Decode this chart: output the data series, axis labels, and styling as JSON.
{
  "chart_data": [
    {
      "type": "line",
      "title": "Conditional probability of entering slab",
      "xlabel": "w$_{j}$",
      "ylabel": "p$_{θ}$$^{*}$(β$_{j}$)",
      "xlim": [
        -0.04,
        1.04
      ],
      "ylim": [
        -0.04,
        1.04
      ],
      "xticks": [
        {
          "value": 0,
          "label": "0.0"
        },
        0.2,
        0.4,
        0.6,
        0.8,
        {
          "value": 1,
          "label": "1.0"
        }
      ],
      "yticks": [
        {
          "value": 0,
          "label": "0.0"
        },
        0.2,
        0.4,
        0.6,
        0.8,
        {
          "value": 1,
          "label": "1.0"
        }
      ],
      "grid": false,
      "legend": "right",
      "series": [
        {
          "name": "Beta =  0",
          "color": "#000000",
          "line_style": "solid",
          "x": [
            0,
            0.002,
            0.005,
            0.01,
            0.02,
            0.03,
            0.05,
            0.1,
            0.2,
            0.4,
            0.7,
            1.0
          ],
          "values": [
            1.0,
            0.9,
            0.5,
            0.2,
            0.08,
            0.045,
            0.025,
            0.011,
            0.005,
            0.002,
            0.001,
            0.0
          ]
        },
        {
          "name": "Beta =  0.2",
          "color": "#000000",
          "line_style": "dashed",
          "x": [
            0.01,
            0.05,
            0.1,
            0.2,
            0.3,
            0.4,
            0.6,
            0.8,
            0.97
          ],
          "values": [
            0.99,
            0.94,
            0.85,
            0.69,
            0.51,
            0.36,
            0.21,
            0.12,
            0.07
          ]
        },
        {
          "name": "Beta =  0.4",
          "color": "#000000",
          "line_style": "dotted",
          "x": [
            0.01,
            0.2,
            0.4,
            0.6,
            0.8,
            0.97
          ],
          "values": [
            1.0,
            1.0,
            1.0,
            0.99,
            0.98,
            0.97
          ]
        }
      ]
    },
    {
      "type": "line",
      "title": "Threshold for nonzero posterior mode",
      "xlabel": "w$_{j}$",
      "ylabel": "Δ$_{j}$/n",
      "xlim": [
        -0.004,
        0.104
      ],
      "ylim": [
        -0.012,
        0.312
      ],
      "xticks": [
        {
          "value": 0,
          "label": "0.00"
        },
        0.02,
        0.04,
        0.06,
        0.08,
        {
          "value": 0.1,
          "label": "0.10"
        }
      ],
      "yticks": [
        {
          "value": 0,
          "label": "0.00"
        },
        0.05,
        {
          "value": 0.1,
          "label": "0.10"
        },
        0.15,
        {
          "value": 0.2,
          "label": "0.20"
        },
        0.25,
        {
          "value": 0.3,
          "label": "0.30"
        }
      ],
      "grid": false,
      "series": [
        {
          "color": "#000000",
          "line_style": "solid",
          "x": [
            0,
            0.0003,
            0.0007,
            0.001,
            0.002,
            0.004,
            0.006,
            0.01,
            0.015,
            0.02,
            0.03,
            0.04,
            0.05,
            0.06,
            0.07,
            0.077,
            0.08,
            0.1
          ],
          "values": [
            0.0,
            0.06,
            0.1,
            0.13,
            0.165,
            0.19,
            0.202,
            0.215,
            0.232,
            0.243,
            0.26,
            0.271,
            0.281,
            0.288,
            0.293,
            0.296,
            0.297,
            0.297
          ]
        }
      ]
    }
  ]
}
┄┄┄┄┄┄┄┄┄┄
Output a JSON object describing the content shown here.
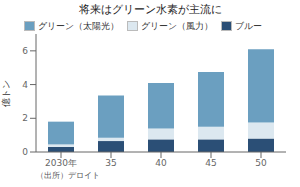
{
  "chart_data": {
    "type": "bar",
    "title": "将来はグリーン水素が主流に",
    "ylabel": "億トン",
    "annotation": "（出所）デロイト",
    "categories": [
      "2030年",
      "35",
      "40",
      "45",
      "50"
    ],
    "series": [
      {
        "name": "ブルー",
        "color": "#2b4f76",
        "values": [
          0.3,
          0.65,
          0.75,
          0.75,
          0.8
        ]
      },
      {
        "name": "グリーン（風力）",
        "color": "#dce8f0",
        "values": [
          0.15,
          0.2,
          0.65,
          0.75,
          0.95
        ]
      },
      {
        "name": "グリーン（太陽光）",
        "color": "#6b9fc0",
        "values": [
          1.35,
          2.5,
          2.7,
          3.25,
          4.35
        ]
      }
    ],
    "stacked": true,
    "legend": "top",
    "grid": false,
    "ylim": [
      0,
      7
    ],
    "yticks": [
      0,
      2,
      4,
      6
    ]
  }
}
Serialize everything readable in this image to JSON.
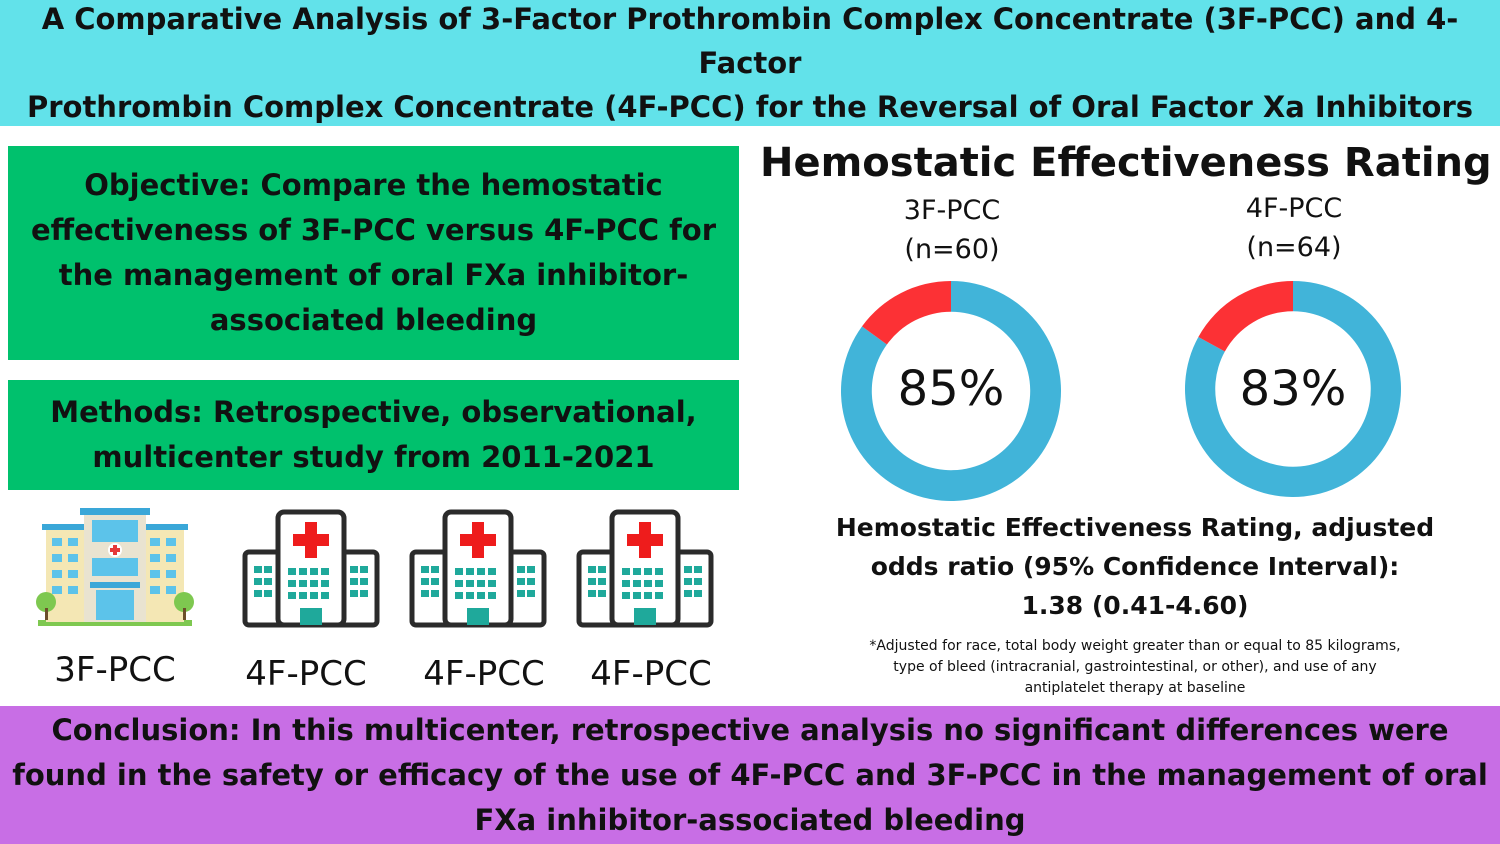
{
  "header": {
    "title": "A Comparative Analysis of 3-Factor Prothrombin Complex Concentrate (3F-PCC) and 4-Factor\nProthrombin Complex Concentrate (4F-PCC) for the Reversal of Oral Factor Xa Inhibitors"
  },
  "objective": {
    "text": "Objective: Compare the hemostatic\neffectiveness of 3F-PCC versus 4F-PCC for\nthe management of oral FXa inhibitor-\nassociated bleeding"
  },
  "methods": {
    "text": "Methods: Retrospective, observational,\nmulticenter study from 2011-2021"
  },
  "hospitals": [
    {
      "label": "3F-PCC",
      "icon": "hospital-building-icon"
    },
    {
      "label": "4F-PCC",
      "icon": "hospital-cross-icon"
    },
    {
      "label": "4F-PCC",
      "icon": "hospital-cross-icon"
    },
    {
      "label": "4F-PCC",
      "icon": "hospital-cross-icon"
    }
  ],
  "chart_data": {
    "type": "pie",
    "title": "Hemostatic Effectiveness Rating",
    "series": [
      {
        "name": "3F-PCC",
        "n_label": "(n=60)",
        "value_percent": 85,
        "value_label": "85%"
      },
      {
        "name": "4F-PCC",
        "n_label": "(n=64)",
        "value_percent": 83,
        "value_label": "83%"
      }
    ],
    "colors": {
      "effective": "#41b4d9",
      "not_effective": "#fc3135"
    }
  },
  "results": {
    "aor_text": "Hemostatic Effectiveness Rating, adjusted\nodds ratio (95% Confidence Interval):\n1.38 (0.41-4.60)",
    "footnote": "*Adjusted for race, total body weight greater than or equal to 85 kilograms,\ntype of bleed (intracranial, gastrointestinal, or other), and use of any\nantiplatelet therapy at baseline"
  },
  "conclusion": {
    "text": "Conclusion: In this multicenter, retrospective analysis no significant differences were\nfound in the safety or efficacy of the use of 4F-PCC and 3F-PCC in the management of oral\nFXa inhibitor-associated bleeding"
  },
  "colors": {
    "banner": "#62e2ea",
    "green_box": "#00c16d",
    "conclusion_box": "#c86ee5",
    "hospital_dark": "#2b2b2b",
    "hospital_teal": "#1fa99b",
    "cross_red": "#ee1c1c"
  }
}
┄┄┄┄┄┄┄┄┄┄
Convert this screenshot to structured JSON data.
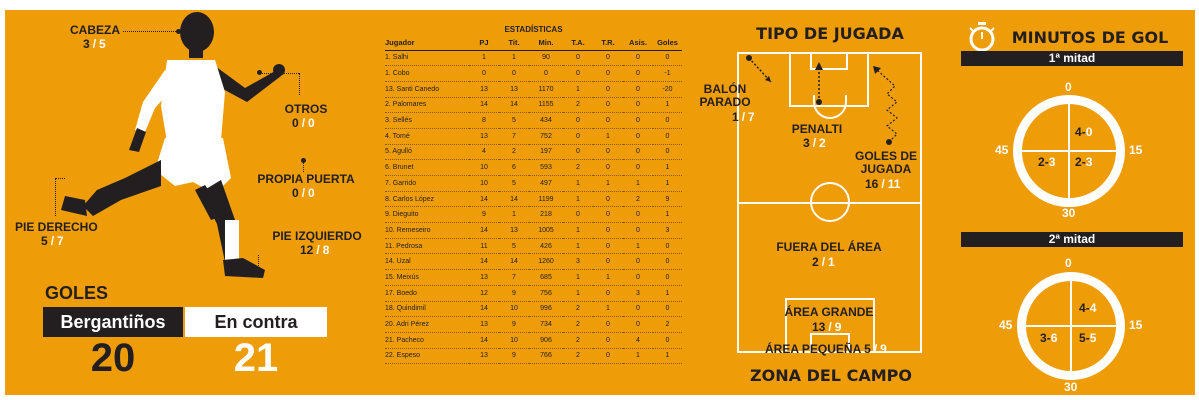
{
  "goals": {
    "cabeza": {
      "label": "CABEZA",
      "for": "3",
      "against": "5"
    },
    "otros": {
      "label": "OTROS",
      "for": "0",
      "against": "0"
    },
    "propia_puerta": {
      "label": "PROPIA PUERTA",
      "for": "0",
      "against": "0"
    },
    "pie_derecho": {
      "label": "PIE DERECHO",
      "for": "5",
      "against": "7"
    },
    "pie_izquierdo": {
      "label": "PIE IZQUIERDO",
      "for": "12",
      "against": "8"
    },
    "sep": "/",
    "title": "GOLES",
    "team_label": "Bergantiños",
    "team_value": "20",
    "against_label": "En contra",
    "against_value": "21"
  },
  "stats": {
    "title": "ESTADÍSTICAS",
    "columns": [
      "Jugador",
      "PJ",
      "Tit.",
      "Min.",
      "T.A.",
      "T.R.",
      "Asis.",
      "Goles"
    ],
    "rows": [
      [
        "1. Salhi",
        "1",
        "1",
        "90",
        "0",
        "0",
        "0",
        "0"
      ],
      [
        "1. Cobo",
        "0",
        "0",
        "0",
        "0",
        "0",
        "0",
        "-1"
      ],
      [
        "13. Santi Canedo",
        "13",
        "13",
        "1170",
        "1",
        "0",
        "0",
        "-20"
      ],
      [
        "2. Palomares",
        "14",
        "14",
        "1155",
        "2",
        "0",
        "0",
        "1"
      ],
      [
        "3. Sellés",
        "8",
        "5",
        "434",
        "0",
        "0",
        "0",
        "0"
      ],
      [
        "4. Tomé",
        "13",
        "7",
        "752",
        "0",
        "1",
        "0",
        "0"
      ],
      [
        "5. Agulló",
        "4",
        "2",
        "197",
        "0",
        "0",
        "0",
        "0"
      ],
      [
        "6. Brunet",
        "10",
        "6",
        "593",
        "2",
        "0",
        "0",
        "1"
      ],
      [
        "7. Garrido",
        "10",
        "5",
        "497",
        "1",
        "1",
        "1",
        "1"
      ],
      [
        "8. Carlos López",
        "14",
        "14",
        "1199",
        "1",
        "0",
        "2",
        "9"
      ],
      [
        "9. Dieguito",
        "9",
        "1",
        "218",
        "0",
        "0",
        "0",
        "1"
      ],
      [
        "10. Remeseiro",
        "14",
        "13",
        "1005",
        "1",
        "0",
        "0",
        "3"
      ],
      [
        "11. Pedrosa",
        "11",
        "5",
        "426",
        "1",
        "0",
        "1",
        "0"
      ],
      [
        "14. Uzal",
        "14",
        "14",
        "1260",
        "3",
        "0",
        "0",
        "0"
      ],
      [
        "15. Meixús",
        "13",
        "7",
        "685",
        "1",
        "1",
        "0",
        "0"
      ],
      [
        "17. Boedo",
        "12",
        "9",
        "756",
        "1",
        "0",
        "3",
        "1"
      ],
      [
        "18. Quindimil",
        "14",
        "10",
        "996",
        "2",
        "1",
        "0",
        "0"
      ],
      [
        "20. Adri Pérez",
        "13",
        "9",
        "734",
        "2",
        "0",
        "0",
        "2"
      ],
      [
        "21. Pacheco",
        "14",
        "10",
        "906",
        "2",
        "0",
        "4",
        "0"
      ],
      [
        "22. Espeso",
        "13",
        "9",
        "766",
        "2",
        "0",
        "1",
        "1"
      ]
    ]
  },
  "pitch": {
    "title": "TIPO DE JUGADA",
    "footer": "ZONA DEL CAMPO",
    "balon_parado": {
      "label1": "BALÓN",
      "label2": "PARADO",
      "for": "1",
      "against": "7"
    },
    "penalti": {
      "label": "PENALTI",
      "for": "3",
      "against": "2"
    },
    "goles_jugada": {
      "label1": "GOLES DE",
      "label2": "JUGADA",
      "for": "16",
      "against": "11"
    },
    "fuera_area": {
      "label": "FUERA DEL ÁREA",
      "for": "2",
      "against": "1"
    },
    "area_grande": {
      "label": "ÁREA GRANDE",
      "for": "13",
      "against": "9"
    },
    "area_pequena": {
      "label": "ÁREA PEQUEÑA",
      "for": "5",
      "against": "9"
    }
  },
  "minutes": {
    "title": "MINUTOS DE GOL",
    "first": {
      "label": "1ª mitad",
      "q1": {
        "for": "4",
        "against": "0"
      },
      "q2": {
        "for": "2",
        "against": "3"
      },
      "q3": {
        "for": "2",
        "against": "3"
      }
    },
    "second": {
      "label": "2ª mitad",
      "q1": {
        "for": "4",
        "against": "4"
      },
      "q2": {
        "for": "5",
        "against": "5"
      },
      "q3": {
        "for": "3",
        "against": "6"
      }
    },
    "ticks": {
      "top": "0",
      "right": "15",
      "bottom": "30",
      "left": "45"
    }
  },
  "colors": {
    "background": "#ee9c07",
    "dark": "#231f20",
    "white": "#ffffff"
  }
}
┄┄┄┄┄┄┄┄┄┄
Directions: Track down every line holding the string "management" and copy it.

Completed exercise:
    "text": "Objective: Compare the hemostatic\neffectiveness of 3F-PCC versus 4F-PCC for\nthe management of oral FXa inhibitor-\nassociated bleeding"
    "text": "Conclusion: In this multicenter, retrospective analysis no significant differences were\nfound in the safety or efficacy of the use of 4F-PCC and 3F-PCC in the management of oral\nFXa inhibitor-associated bleeding"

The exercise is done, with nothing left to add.